| Exercise task |
Repeat each record exactly. Any picture gets left out.

| Given data |

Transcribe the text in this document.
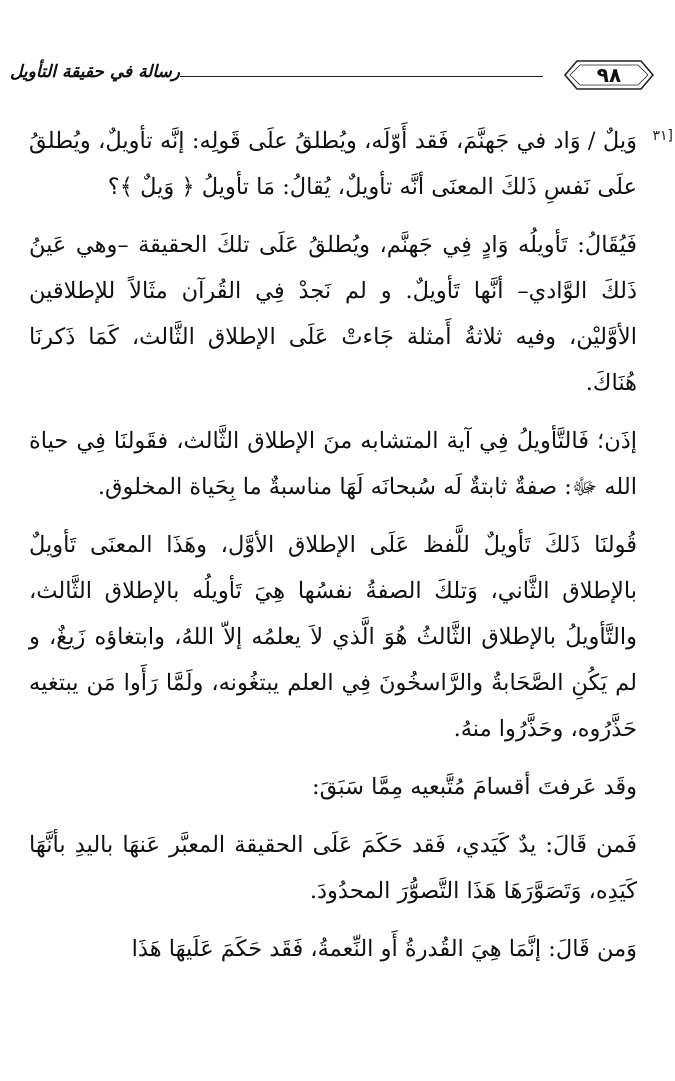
٩٨
رسالة في حقيقة التأويل
[٣١

وَيلٌ / وَاد في جَهنَّمَ، فَقد أَوّلَه، ويُطلقُ علَى قَولِه: إنَّه تأويلٌ، ويُطلقُ علَى نَفسِ ذَلكَ المعنَى أنَّه تأويلٌ، يُقالُ: مَا تأويلُ ﴿ وَيلٌ ﴾؟

فَيُقَالُ: تَأويلُه وَادٍ فِي جَهنَّم، ويُطلقُ عَلَى تلكَ الحقيقة –وهي عَينُ ذَلكَ الوَّادي– أنَّها تَأويلٌ. و لم نَجدْ فِي القُرآن مثَالاً للإطلاقين الأوَّليْن، وفيه ثلاثةُ أَمثلة جَاءتْ عَلَى الإطلاق الثَّالث، كَمَا ذَكرنَا هُنَاكَ.

إذَن؛ فَالتَّأويلُ فِي آية المتشابه منَ الإطلاق الثَّالث، فقَولنَا فِي حياة الله ﷻ: صفةٌ ثابتةٌ لَه سُبحانَه لَهَا مناسبةٌ ما بِحَياة المخلوق.

قُولنَا ذَلكَ تَأويلٌ للَّفظ عَلَى الإطلاق الأوَّل، وهَذَا المعنَى تَأويلٌ بالإطلاق الثَّاني، وَتلكَ الصفةُ نفسُها هِيَ تَأويلُه بالإطلاق الثَّالث، والتَّأويلُ بالإطلاق الثَّالثُ هُوَ الَّذي لاَ يعلمُه إلاّ اللهُ، وابتغاؤه زَيغٌ، و لم يَكُنِ الصَّحَابةُ والرَّاسخُونَ فِي العلم يبتغُونه، ولَمَّا رَأَوا مَن يبتغيه حَذَّرُوه، وحَذَّرُوا منهُ.

وقَد عَرفتَ أقسامَ مُتَّبعيه مِمَّا سَبَقَ:

فَمن قَالَ: يدٌ كَيَدي، فَقد حَكَمَ عَلَى الحقيقة المعبَّر عَنهَا باليدِ بأنَّهَا كَيَدِه، وَتَصَوَّرَهَا هَذَا التَّصوُّرَ المحدُودَ.

وَمن قَالَ: إنَّمَا هِيَ القُدرةُ أَو النِّعمةُ، فَقَد حَكَمَ عَلَيهَا هَذَا
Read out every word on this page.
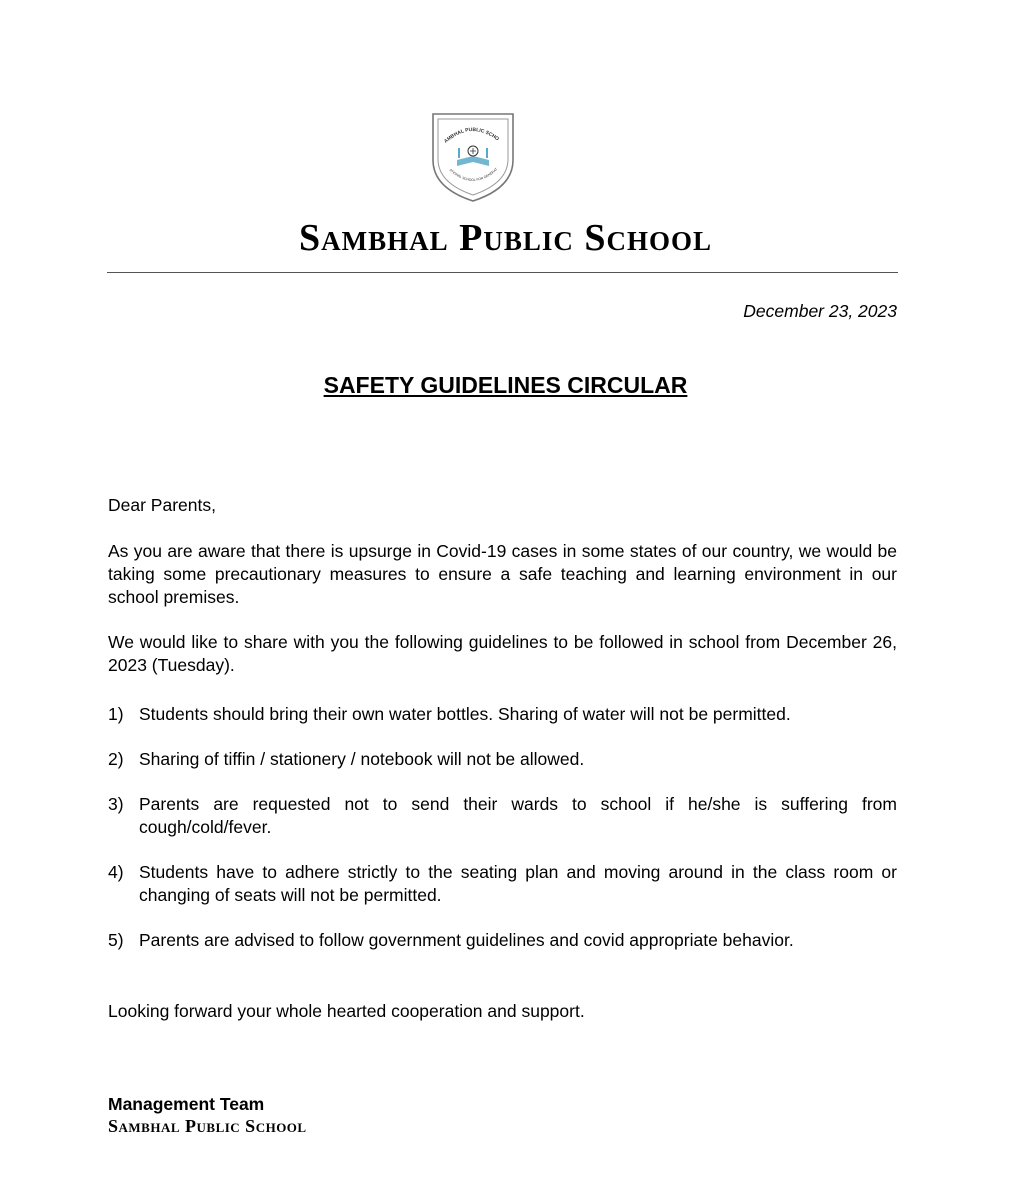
AMBHAL PUBLIC SCHO
ATIONAL SCHOOL FOR GENERAT
Sambhal Public School
December 23, 2023
SAFETY GUIDELINES CIRCULAR
Dear Parents,
As you are aware that there is upsurge in Covid-19 cases in some states of our country, we would be taking some precautionary measures to ensure a safe teaching and learning environment in our school premises.
We would like to share with you the following guidelines to be followed in school from December 26, 2023 (Tuesday).
1) Students should bring their own water bottles. Sharing of water will not be permitted.
2) Sharing of tiffin / stationery / notebook will not be allowed.
3) Parents are requested not to send their wards to school if he/she is suffering from cough/cold/fever.
4) Students have to adhere strictly to the seating plan and moving around in the class room or changing of seats will not be permitted.
5) Parents are advised to follow government guidelines and covid appropriate behavior.
Looking forward your whole hearted cooperation and support.
Management Team
Sambhal Public School
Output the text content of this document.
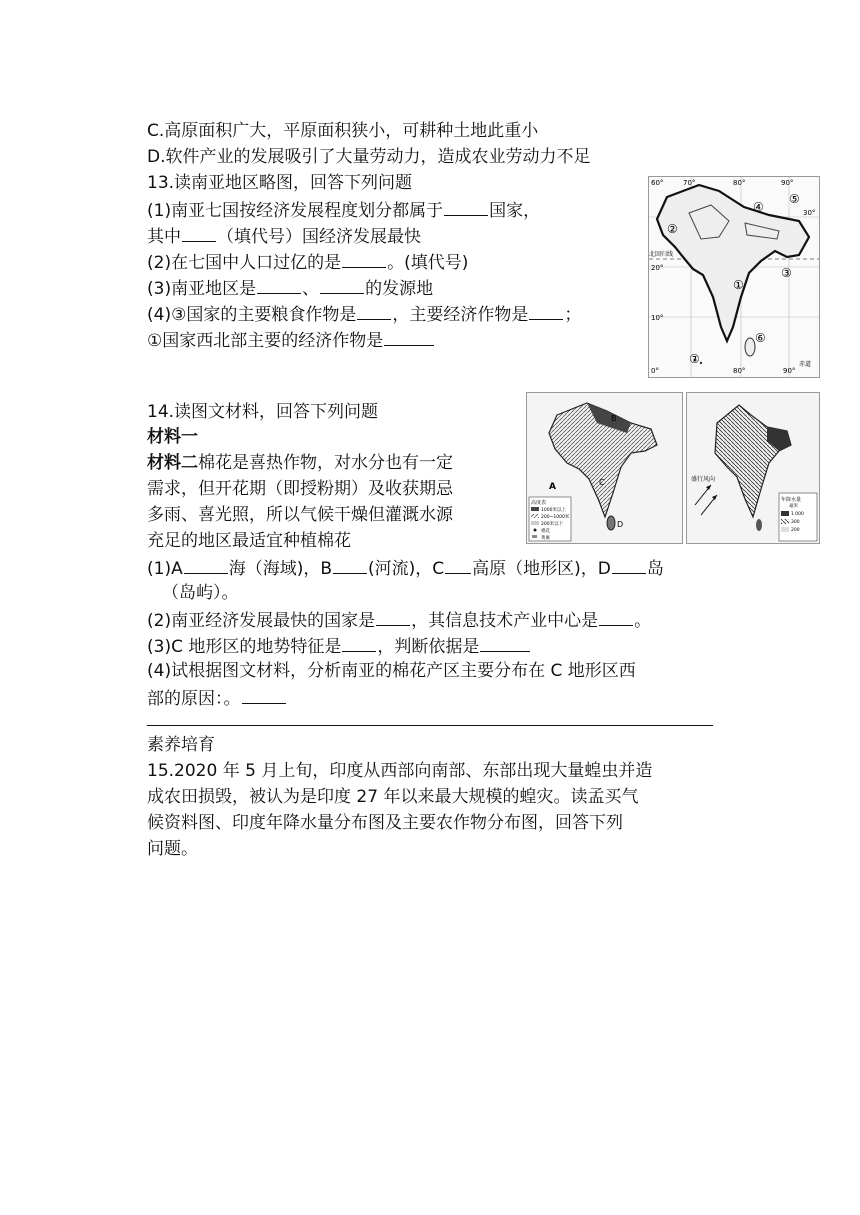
C.高原面积广大，平原面积狭小，可耕种土地此重小
D.软件产业的发展吸引了大量劳动力，造成农业劳动力不足
13.读南亚地区略图，回答下列问题
(1)南亚七国按经济发展程度划分都属于	国家，
其中 （填代号）国经济发展最快
(2)在七国中人口过亿的是	。(填代号)
(3)南亚地区是	、	的发源地
(4)③国家的主要粮食作物是 ，主要经济作物是 ；
①国家西北部主要的经济作物是
60°	70°	80°	90°
30°
20°
10°
0°	80°	90°
北回归线
赤道
①
②
③
④
⑤
⑥
⑦
14.读图文材料，回答下列问题
材料一
材料二棉花是喜热作物，对水分也有一定
需求，但开花期（即授粉期）及收获期忌
多雨、喜光照，所以气候干燥但灌溉水源
充足的地区最适宜种植棉花
A
B
C
D
高度表
1000米以上
200~1000米
200米以下
棉花
黄麻
盛行风向
年降水量
毫米
1 000
300
200
(1)A	海（海域)，B (河流)，C 高原（地形区)，D 岛
（岛屿）。
(2)南亚经济发展最快的国家是 ，其信息技术产业中心是 。
(3)C 地形区的地势特征是 ，判断依据是
(4)试根据图文材料，分析南亚的棉花产区主要分布在 C 地形区西
部的原因：。
素养培育
15.2020 年 5 月上旬，印度从西部向南部、东部出现大量蝗虫并造
成农田损毁，被认为是印度 27 年以来最大规模的蝗灾。读孟买气
候资料图、印度年降水量分布图及主要农作物分布图，回答下列
问题。
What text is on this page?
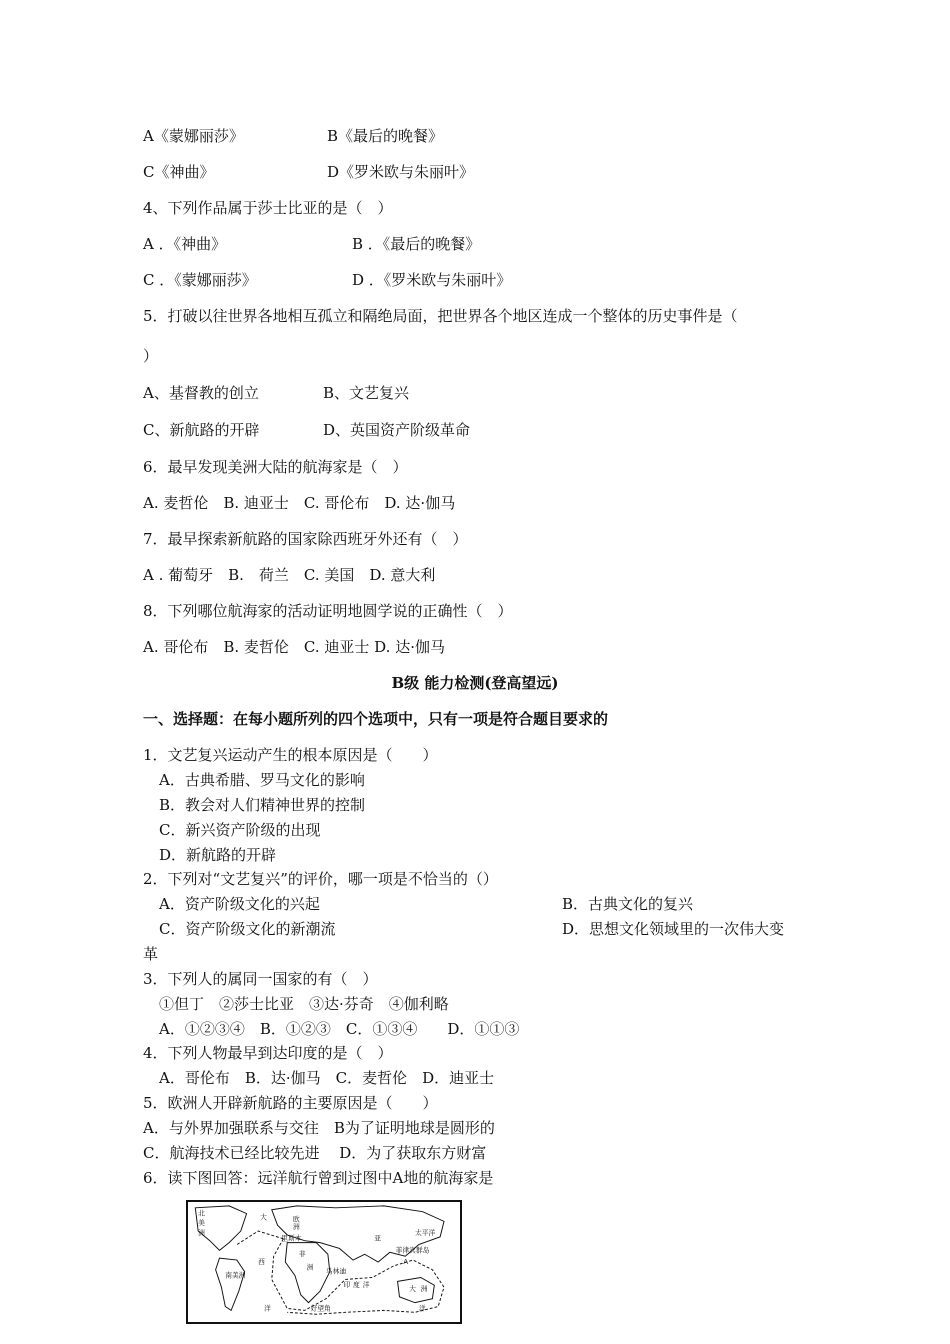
A《蒙娜丽莎》	B《最后的晚餐》
C《神曲》	D《罗米欧与朱丽叶》
4、下列作品属于莎士比亚的是（　）
A ．《神曲》	B ．《最后的晚餐》
C ．《蒙娜丽莎》	D ．《罗米欧与朱丽叶》
5．打破以往世界各地相互孤立和隔绝局面，把世界各个地区连成一个整体的历史事件是（
）
A、基督教的创立	B、文艺复兴
C、新航路的开辟	D、英国资产阶级革命
6．最早发现美洲大陆的航海家是（　）
A. 麦哲伦　B. 迪亚士　C. 哥伦布　D. 达·伽马
7．最早探索新航路的国家除西班牙外还有（　）
A . 葡萄牙　B.　荷兰　C. 美国　D. 意大利
8．下列哪位航海家的活动证明地圆学说的正确性（　）
A. 哥伦布　B. 麦哲伦　C. 迪亚士 D. 达·伽马
B级 能力检测(登高望远)
一、选择题：在每小题所列的四个选项中，只有一项是符合题目要求的
1．文艺复兴运动产生的根本原因是（　　）
A．古典希腊、罗马文化的影响
B．教会对人们精神世界的控制
C．新兴资产阶级的出现
D．新航路的开辟
2．下列对“文艺复兴”的评价，哪一项是不恰当的（）
A．资产阶级文化的兴起	B．古典文化的复兴
C．资产阶级文化的新潮流	D．思想文化领域里的一次伟大变
革
3．下列人的属同一国家的有（　）
①但丁　②莎士比亚　③达·芬奇　④伽利略
A．①②③④　B．①②③　C．①③④　　D．①①③
4．下列人物最早到达印度的是（　）
A．哥伦布　B．达·伽马　C．麦哲伦　D．迪亚士
5．欧洲人开辟新航路的主要原因是（　　）
A．与外界加强联系与交往　B为了证明地球是圆形的
C．航海技术已经比较先进　 D．为了获取东方财富
6．读下图回答：远洋航行曾到过图中A地的航海家是
北
美
洲
大	欧
洲
里斯本
非
洲
西
马林迪
印 度 洋
太平洋
菲律宾群岛
南美洲
好望角
洋
大
洋
洲
亚
A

| Result of this task |
Transcribe the text in this document.
٩٨
رسالة في حقيقة التأويل
[٣١

وَيلٌ / وَاد في جَهنَّمَ، فَقد أَوّلَه، ويُطلقُ علَى قَولِه: إنَّه تأويلٌ، ويُطلقُ علَى نَفسِ ذَلكَ المعنَى أنَّه تأويلٌ، يُقالُ: مَا تأويلُ ﴿ وَيلٌ ﴾؟

فَيُقَالُ: تَأويلُه وَادٍ فِي جَهنَّم، ويُطلقُ عَلَى تلكَ الحقيقة –وهي عَينُ ذَلكَ الوَّادي– أنَّها تَأويلٌ. و لم نَجدْ فِي القُرآن مثَالاً للإطلاقين الأوَّليْن، وفيه ثلاثةُ أَمثلة جَاءتْ عَلَى الإطلاق الثَّالث، كَمَا ذَكرنَا هُنَاكَ.

إذَن؛ فَالتَّأويلُ فِي آية المتشابه منَ الإطلاق الثَّالث، فقَولنَا فِي حياة الله ﷻ: صفةٌ ثابتةٌ لَه سُبحانَه لَهَا مناسبةٌ ما بِحَياة المخلوق.

قُولنَا ذَلكَ تَأويلٌ للَّفظ عَلَى الإطلاق الأوَّل، وهَذَا المعنَى تَأويلٌ بالإطلاق الثَّاني، وَتلكَ الصفةُ نفسُها هِيَ تَأويلُه بالإطلاق الثَّالث، والتَّأويلُ بالإطلاق الثَّالثُ هُوَ الَّذي لاَ يعلمُه إلاّ اللهُ، وابتغاؤه زَيغٌ، و لم يَكُنِ الصَّحَابةُ والرَّاسخُونَ فِي العلم يبتغُونه، ولَمَّا رَأَوا مَن يبتغيه حَذَّرُوه، وحَذَّرُوا منهُ.

وقَد عَرفتَ أقسامَ مُتَّبعيه مِمَّا سَبَقَ:

فَمن قَالَ: يدٌ كَيَدي، فَقد حَكَمَ عَلَى الحقيقة المعبَّر عَنهَا باليدِ بأنَّهَا كَيَدِه، وَتَصَوَّرَهَا هَذَا التَّصوُّرَ المحدُودَ.

وَمن قَالَ: إنَّمَا هِيَ القُدرةُ أَو النِّعمةُ، فَقَد حَكَمَ عَلَيهَا هَذَا
Read out every word on this page.
AMBHAL PUBLIC SCHO
ATIONAL SCHOOL FOR GENERAT
Sambhal Public School
December 23, 2023
SAFETY GUIDELINES CIRCULAR
Dear Parents,
As you are aware that there is upsurge in Covid-19 cases in some states of our country, we would be taking some precautionary measures to ensure a safe teaching and learning environment in our school premises.
We would like to share with you the following guidelines to be followed in school from December 26, 2023 (Tuesday).
1) Students should bring their own water bottles. Sharing of water will not be permitted.
2) Sharing of tiffin / stationery / notebook will not be allowed.
3) Parents are requested not to send their wards to school if he/she is suffering from cough/cold/fever.
4) Students have to adhere strictly to the seating plan and moving around in the class room or changing of seats will not be permitted.
5) Parents are advised to follow government guidelines and covid appropriate behavior.
Looking forward your whole hearted cooperation and support.
Management Team
Sambhal Public School
Output the text content of this document.
C.高原面积广大，平原面积狭小，可耕种土地此重小
D.软件产业的发展吸引了大量劳动力，造成农业劳动力不足
13.读南亚地区略图，回答下列问题
(1)南亚七国按经济发展程度划分都属于	国家，
其中 （填代号）国经济发展最快
(2)在七国中人口过亿的是	。(填代号)
(3)南亚地区是	、	的发源地
(4)③国家的主要粮食作物是 ，主要经济作物是 ；
①国家西北部主要的经济作物是
60°	70°	80°	90°
30°
20°
10°
0°	80°	90°
北回归线
赤道
①
②
③
④
⑤
⑥
⑦
14.读图文材料，回答下列问题
材料一
材料二棉花是喜热作物，对水分也有一定
需求，但开花期（即授粉期）及收获期忌
多雨、喜光照，所以气候干燥但灌溉水源
充足的地区最适宜种植棉花
A
B
C
D
高度表
1000米以上
200~1000米
200米以下
棉花
黄麻
盛行风向
年降水量
毫米
1 000
300
200
(1)A	海（海域)，B (河流)，C 高原（地形区)，D 岛
（岛屿）。
(2)南亚经济发展最快的国家是 ，其信息技术产业中心是 。
(3)C 地形区的地势特征是 ，判断依据是
(4)试根据图文材料，分析南亚的棉花产区主要分布在 C 地形区西
部的原因：。
素养培育
15.2020 年 5 月上旬，印度从西部向南部、东部出现大量蝗虫并造
成农田损毁，被认为是印度 27 年以来最大规模的蝗灾。读孟买气
候资料图、印度年降水量分布图及主要农作物分布图，回答下列
问题。
What text is on this page?
A《蒙娜丽莎》	B《最后的晚餐》
C《神曲》	D《罗米欧与朱丽叶》
4、下列作品属于莎士比亚的是（　）
A ．《神曲》	B ．《最后的晚餐》
C ．《蒙娜丽莎》	D ．《罗米欧与朱丽叶》
5．打破以往世界各地相互孤立和隔绝局面，把世界各个地区连成一个整体的历史事件是（
）
A、基督教的创立	B、文艺复兴
C、新航路的开辟	D、英国资产阶级革命
6．最早发现美洲大陆的航海家是（　）
A. 麦哲伦　B. 迪亚士　C. 哥伦布　D. 达·伽马
7．最早探索新航路的国家除西班牙外还有（　）
A . 葡萄牙　B.　荷兰　C. 美国　D. 意大利
8．下列哪位航海家的活动证明地圆学说的正确性（　）
A. 哥伦布　B. 麦哲伦　C. 迪亚士 D. 达·伽马
B级 能力检测(登高望远)
一、选择题：在每小题所列的四个选项中，只有一项是符合题目要求的
1．文艺复兴运动产生的根本原因是（　　）
A．古典希腊、罗马文化的影响
B．教会对人们精神世界的控制
C．新兴资产阶级的出现
D．新航路的开辟
2．下列对“文艺复兴”的评价，哪一项是不恰当的（）
A．资产阶级文化的兴起	B．古典文化的复兴
C．资产阶级文化的新潮流	D．思想文化领域里的一次伟大变
革
3．下列人的属同一国家的有（　）
①但丁　②莎士比亚　③达·芬奇　④伽利略
A．①②③④　B．①②③　C．①③④　　D．①①③
4．下列人物最早到达印度的是（　）
A．哥伦布　B．达·伽马　C．麦哲伦　D．迪亚士
5．欧洲人开辟新航路的主要原因是（　　）
A．与外界加强联系与交往　B为了证明地球是圆形的
C．航海技术已经比较先进　 D．为了获取东方财富
6．读下图回答：远洋航行曾到过图中A地的航海家是
北
美
洲
大	欧
洲
里斯本
非
洲
西
马林迪
印 度 洋
太平洋
菲律宾群岛
南美洲
好望角
洋
大
洋
洲
亚
A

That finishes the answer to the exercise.